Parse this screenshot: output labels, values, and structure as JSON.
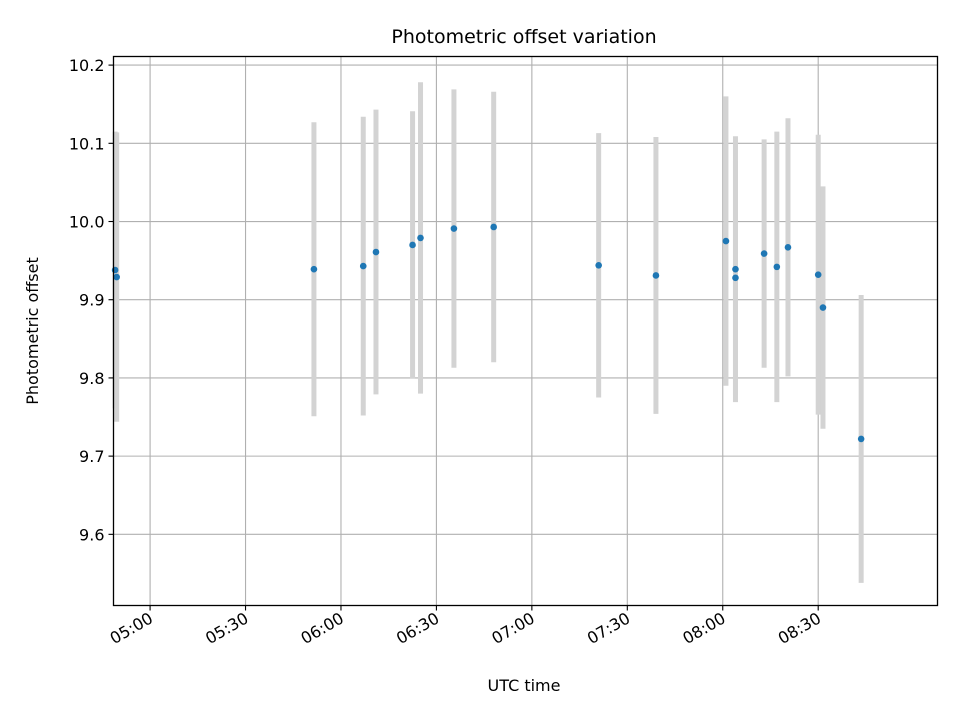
{
  "chart_data": {
    "type": "scatter",
    "title": "Photometric offset variation",
    "xlabel": "UTC time",
    "ylabel": "Photometric offset",
    "x_ticks": [
      "05:00",
      "05:30",
      "06:00",
      "06:30",
      "07:00",
      "07:30",
      "08:00",
      "08:30"
    ],
    "y_ticks": [
      "9.6",
      "9.7",
      "9.8",
      "9.9",
      "10.0",
      "10.1",
      "10.2"
    ],
    "xlim": [
      "04:48.5",
      "09:07.5"
    ],
    "ylim": [
      9.509,
      10.211
    ],
    "grid": true,
    "colors": {
      "point": "#1f77b4",
      "errorbar": "#d3d3d3",
      "grid": "#b0b0b0"
    },
    "series": [
      {
        "points": [
          {
            "x": "04:49.0",
            "y": 9.938,
            "err": 0.177
          },
          {
            "x": "04:49.5",
            "y": 9.929,
            "err": 0.185
          },
          {
            "x": "05:51.5",
            "y": 9.939,
            "err": 0.188
          },
          {
            "x": "06:07.0",
            "y": 9.943,
            "err": 0.191
          },
          {
            "x": "06:11.0",
            "y": 9.961,
            "err": 0.182
          },
          {
            "x": "06:22.5",
            "y": 9.97,
            "err": 0.171
          },
          {
            "x": "06:25.0",
            "y": 9.979,
            "err": 0.199
          },
          {
            "x": "06:35.5",
            "y": 9.991,
            "err": 0.178
          },
          {
            "x": "06:48.0",
            "y": 9.993,
            "err": 0.173
          },
          {
            "x": "07:21.0",
            "y": 9.944,
            "err": 0.169
          },
          {
            "x": "07:39.0",
            "y": 9.931,
            "err": 0.177
          },
          {
            "x": "08:01.0",
            "y": 9.975,
            "err": 0.185
          },
          {
            "x": "08:04.0",
            "y": 9.939,
            "err": 0.17
          },
          {
            "x": "08:04.0",
            "y": 9.928,
            "err": 0.15
          },
          {
            "x": "08:13.0",
            "y": 9.959,
            "err": 0.146
          },
          {
            "x": "08:17.0",
            "y": 9.942,
            "err": 0.173
          },
          {
            "x": "08:20.5",
            "y": 9.967,
            "err": 0.165
          },
          {
            "x": "08:30.0",
            "y": 9.932,
            "err": 0.179
          },
          {
            "x": "08:31.5",
            "y": 9.89,
            "err": 0.155
          },
          {
            "x": "08:43.5",
            "y": 9.722,
            "err": 0.184
          }
        ]
      }
    ]
  }
}
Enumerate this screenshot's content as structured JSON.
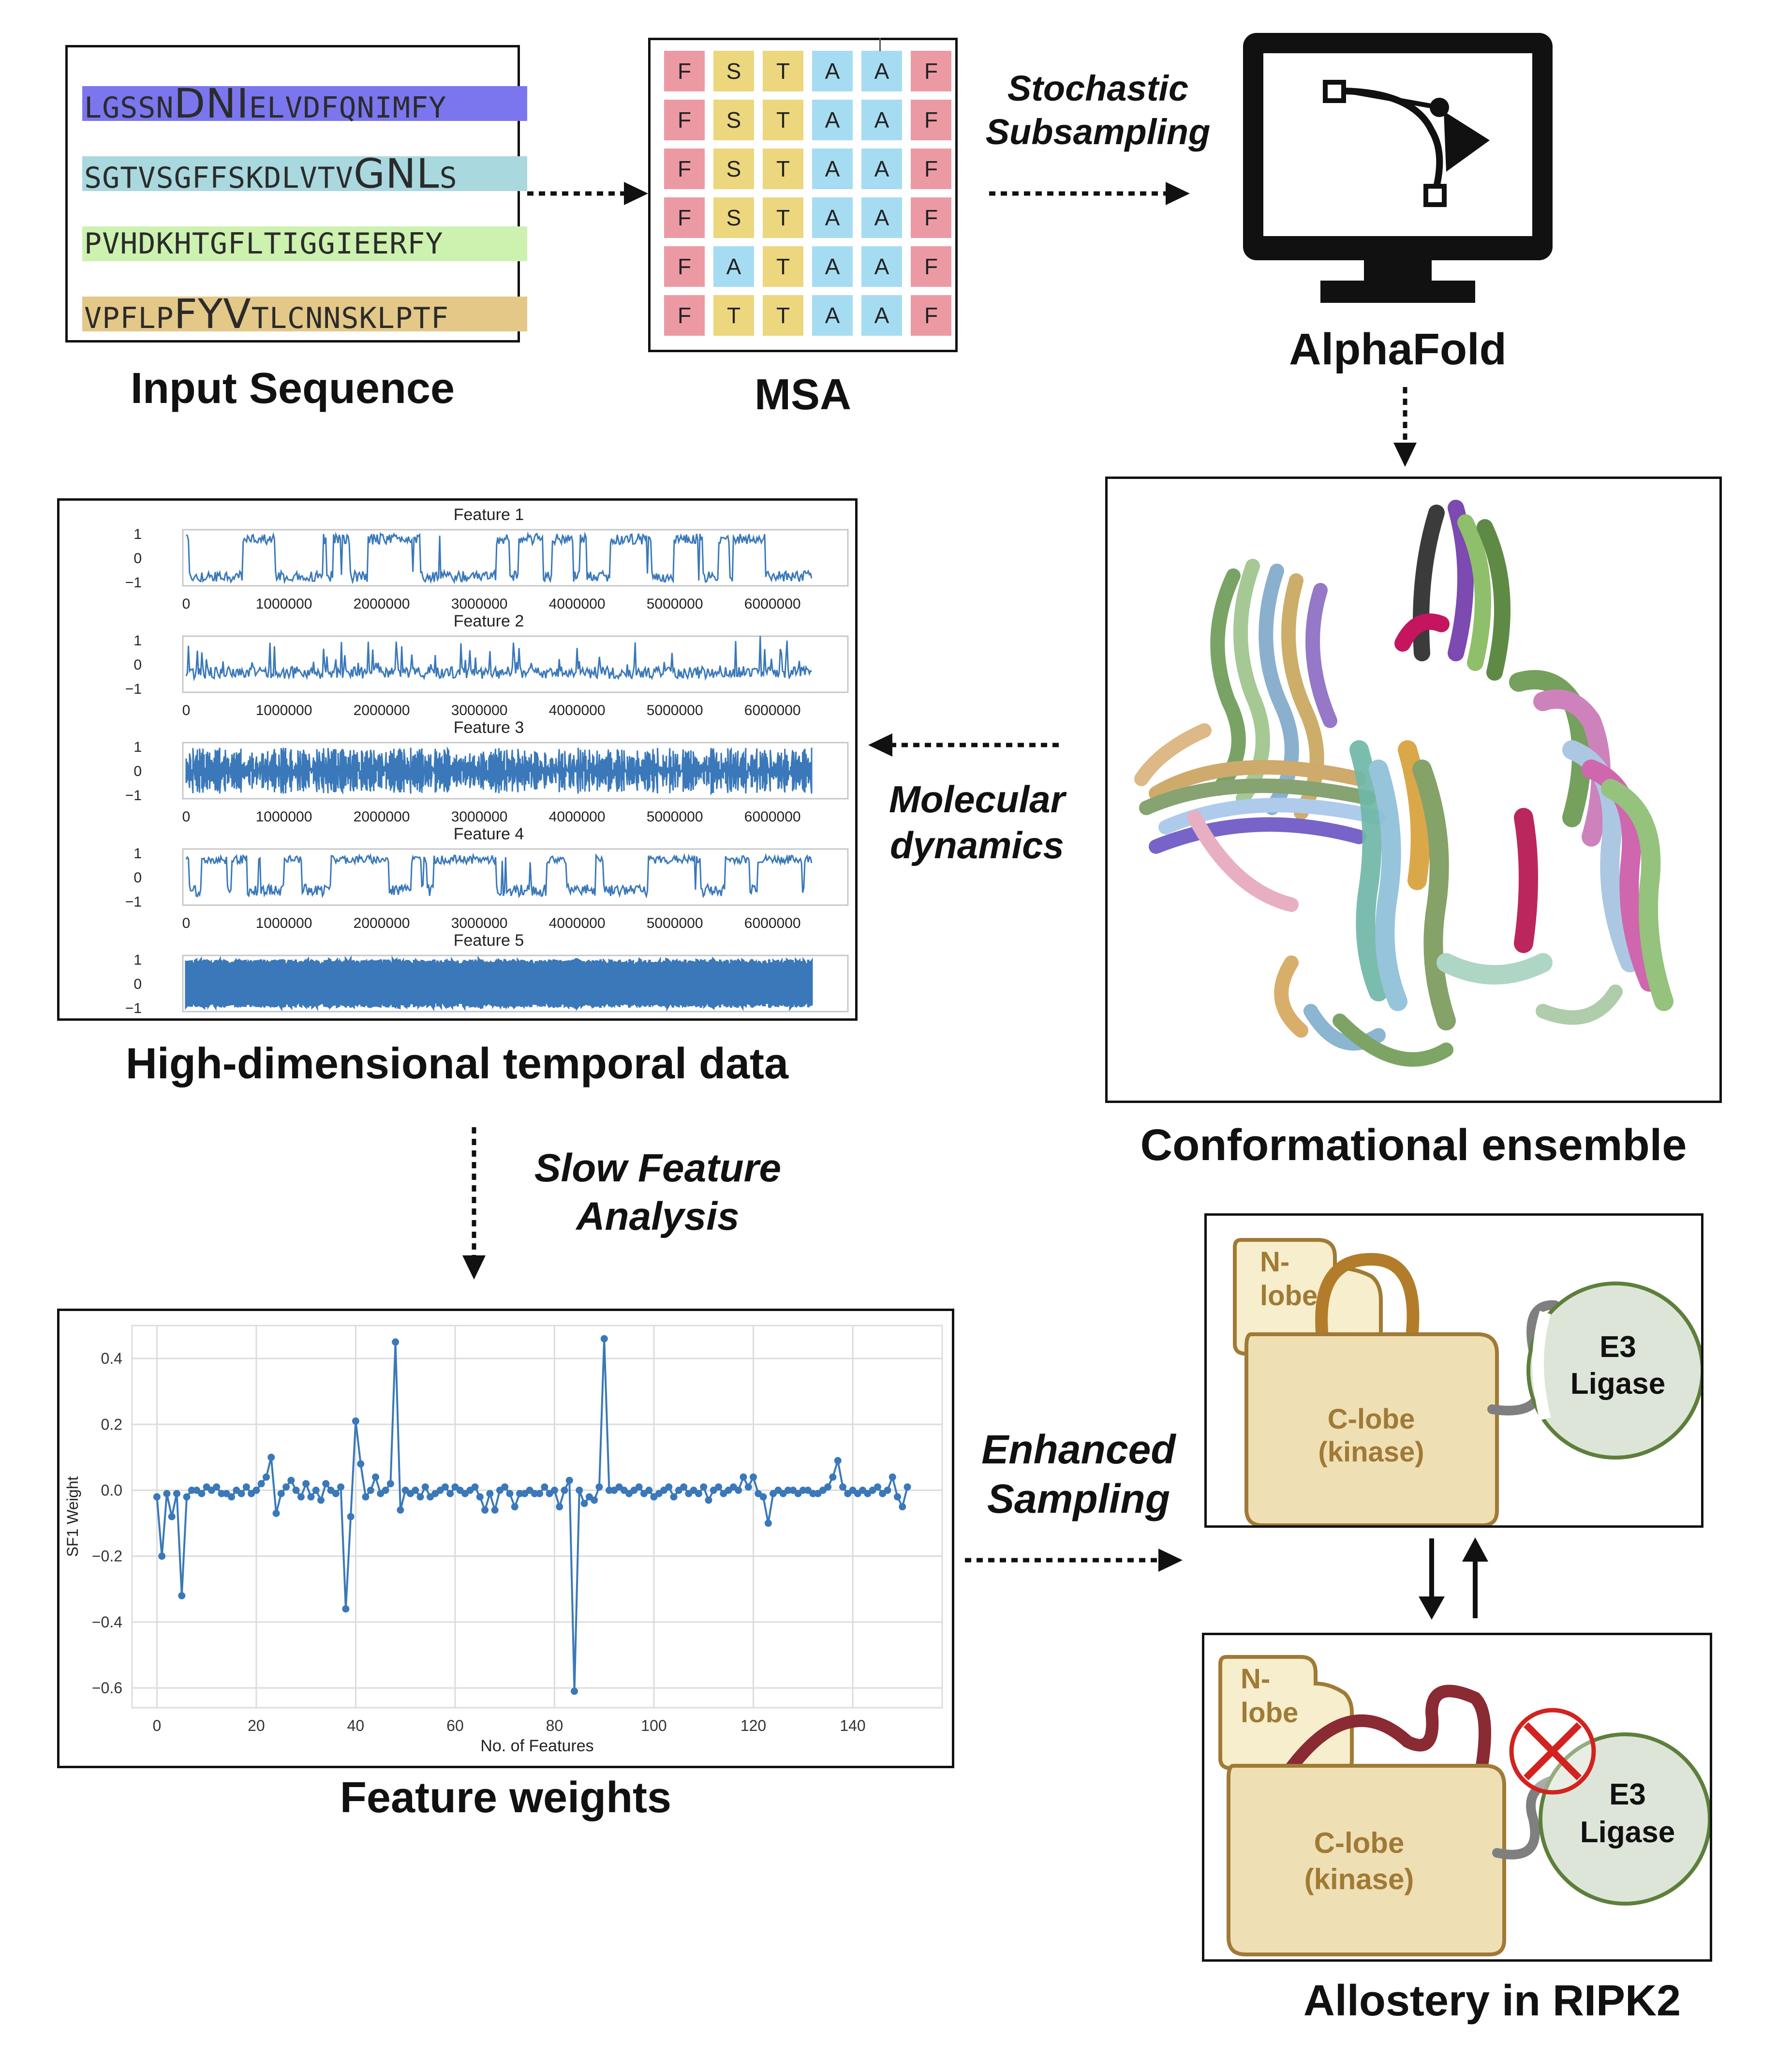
{
  "captions": {
    "input_sequence": "Input Sequence",
    "msa": "MSA",
    "alphafold": "AlphaFold",
    "temporal": "High-dimensional temporal data",
    "ensemble": "Conformational ensemble",
    "weights": "Feature weights",
    "allostery": "Allostery in RIPK2"
  },
  "arrows": {
    "stochastic_1": "Stochastic",
    "stochastic_2": "Subsampling",
    "md_1": "Molecular",
    "md_2": "dynamics",
    "sfa_1": "Slow Feature",
    "sfa_2": "Analysis",
    "enh_1": "Enhanced",
    "enh_2": "Sampling"
  },
  "sequences": [
    {
      "pre": "LGSSN",
      "big": "DNI",
      "post": "ELVDFQNIMFY",
      "color": "#7b76ee"
    },
    {
      "pre": "SGTVSGFFSKDLVTV",
      "big": "GNL",
      "post": "S",
      "color": "#a9d8de"
    },
    {
      "pre": "PVHDKHTGFLTIGGIEERFY",
      "big": "",
      "post": "",
      "color": "#cdf2b0"
    },
    {
      "pre": "VPFLP",
      "big": "FYV",
      "post": "TLCNNSKLPTF",
      "color": "#e3c888"
    }
  ],
  "msa_rows": [
    [
      "F",
      "S",
      "T",
      "A",
      "A",
      "F"
    ],
    [
      "F",
      "S",
      "T",
      "A",
      "A",
      "F"
    ],
    [
      "F",
      "S",
      "T",
      "A",
      "A",
      "F"
    ],
    [
      "F",
      "S",
      "T",
      "A",
      "A",
      "F"
    ],
    [
      "F",
      "A",
      "T",
      "A",
      "A",
      "F"
    ],
    [
      "F",
      "T",
      "T",
      "A",
      "A",
      "F"
    ]
  ],
  "features": {
    "titles": [
      "Feature 1",
      "Feature 2",
      "Feature 3",
      "Feature 4",
      "Feature 5"
    ],
    "y_ticks": [
      "1",
      "0",
      "−1"
    ],
    "x_ticks": [
      "0",
      "1000000",
      "2000000",
      "3000000",
      "4000000",
      "5000000",
      "6000000"
    ],
    "x_tick_values": [
      0,
      1000000,
      2000000,
      3000000,
      4000000,
      5000000,
      6000000
    ],
    "x_max": 6400000,
    "color": "#3a78b9"
  },
  "chart_data": {
    "type": "line",
    "xlabel": "No. of Features",
    "ylabel": "SF1 Weight",
    "xlim": [
      -5,
      158
    ],
    "ylim": [
      -0.66,
      0.5
    ],
    "x_ticks": [
      0,
      20,
      40,
      60,
      80,
      100,
      120,
      140
    ],
    "y_ticks": [
      0.4,
      0.2,
      0.0,
      -0.2,
      -0.4,
      -0.6
    ],
    "y_tick_labels": [
      "0.4",
      "0.2",
      "0.0",
      "−0.2",
      "−0.4",
      "−0.6"
    ],
    "grid": true,
    "color": "#3a78b9",
    "x": [
      0,
      1,
      2,
      3,
      4,
      5,
      6,
      7,
      8,
      9,
      10,
      11,
      12,
      13,
      14,
      15,
      16,
      17,
      18,
      19,
      20,
      21,
      22,
      23,
      24,
      25,
      26,
      27,
      28,
      29,
      30,
      31,
      32,
      33,
      34,
      35,
      36,
      37,
      38,
      39,
      40,
      41,
      42,
      43,
      44,
      45,
      46,
      47,
      48,
      49,
      50,
      51,
      52,
      53,
      54,
      55,
      56,
      57,
      58,
      59,
      60,
      61,
      62,
      63,
      64,
      65,
      66,
      67,
      68,
      69,
      70,
      71,
      72,
      73,
      74,
      75,
      76,
      77,
      78,
      79,
      80,
      81,
      82,
      83,
      84,
      85,
      86,
      87,
      88,
      89,
      90,
      91,
      92,
      93,
      94,
      95,
      96,
      97,
      98,
      99,
      100,
      101,
      102,
      103,
      104,
      105,
      106,
      107,
      108,
      109,
      110,
      111,
      112,
      113,
      114,
      115,
      116,
      117,
      118,
      119,
      120,
      121,
      122,
      123,
      124,
      125,
      126,
      127,
      128,
      129,
      130,
      131,
      132,
      133,
      134,
      135,
      136,
      137,
      138,
      139,
      140,
      141,
      142,
      143,
      144,
      145,
      146,
      147,
      148,
      149,
      150,
      151
    ],
    "y": [
      -0.02,
      -0.2,
      -0.01,
      -0.08,
      -0.01,
      -0.32,
      -0.02,
      0.0,
      0.0,
      -0.01,
      0.01,
      0.0,
      0.01,
      -0.01,
      -0.01,
      -0.02,
      0.0,
      -0.01,
      0.01,
      -0.01,
      0.0,
      0.02,
      0.04,
      0.1,
      -0.07,
      -0.01,
      0.01,
      0.03,
      0.0,
      -0.02,
      0.02,
      -0.02,
      0.0,
      -0.03,
      0.02,
      0.0,
      -0.01,
      0.01,
      -0.36,
      -0.08,
      0.21,
      0.08,
      -0.02,
      0.0,
      0.04,
      -0.01,
      0.0,
      0.02,
      0.45,
      -0.06,
      0.0,
      -0.01,
      0.0,
      -0.02,
      0.01,
      -0.02,
      -0.01,
      0.0,
      0.01,
      -0.01,
      0.01,
      0.0,
      -0.01,
      0.0,
      0.01,
      -0.02,
      -0.06,
      -0.01,
      -0.06,
      0.0,
      0.01,
      -0.01,
      -0.05,
      -0.01,
      -0.01,
      0.0,
      -0.01,
      -0.01,
      0.01,
      -0.01,
      0.0,
      -0.05,
      0.0,
      0.03,
      -0.61,
      0.0,
      -0.04,
      -0.02,
      -0.03,
      0.01,
      0.46,
      0.0,
      0.0,
      0.01,
      0.0,
      -0.01,
      0.0,
      0.01,
      -0.01,
      0.0,
      -0.02,
      -0.01,
      0.0,
      0.01,
      -0.02,
      0.0,
      0.01,
      -0.01,
      0.0,
      -0.01,
      0.01,
      -0.03,
      0.0,
      0.01,
      -0.01,
      0.0,
      0.01,
      0.0,
      0.04,
      0.01,
      0.04,
      -0.01,
      -0.02,
      -0.1,
      -0.01,
      0.0,
      -0.01,
      0.0,
      0.0,
      -0.01,
      0.0,
      0.0,
      -0.01,
      -0.01,
      0.0,
      0.01,
      0.04,
      0.09,
      0.01,
      -0.01,
      0.0,
      -0.01,
      0.0,
      -0.01,
      0.0,
      0.01,
      -0.01,
      0.0,
      0.04,
      -0.02,
      -0.05,
      0.01
    ]
  },
  "allostery": {
    "nlobe_1": "N-",
    "nlobe_2": "lobe",
    "clobe_1": "C-lobe",
    "clobe_2": "(kinase)",
    "e3_1": "E3",
    "e3_2": "Ligase",
    "label_color": "#a07a36"
  },
  "colors": {
    "accent_blue": "#3a78b9",
    "msa_F": "#eb9aa3",
    "msa_S": "#ecd67e",
    "msa_A": "#a6dcf2",
    "lobe_fill": "#efdfb4",
    "nlobe_fill": "#f6eecc",
    "e3_fill": "#dde5d8",
    "e3_stroke": "#5e7f3c",
    "loop_active": "#b37c2a",
    "loop_inactive": "#8a2a33"
  }
}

* **Problem**
Show each line of the listing that holds the string "allostery".

* **Worked solution**
    "allostery": "Allostery in RIPK2"
  "allostery": {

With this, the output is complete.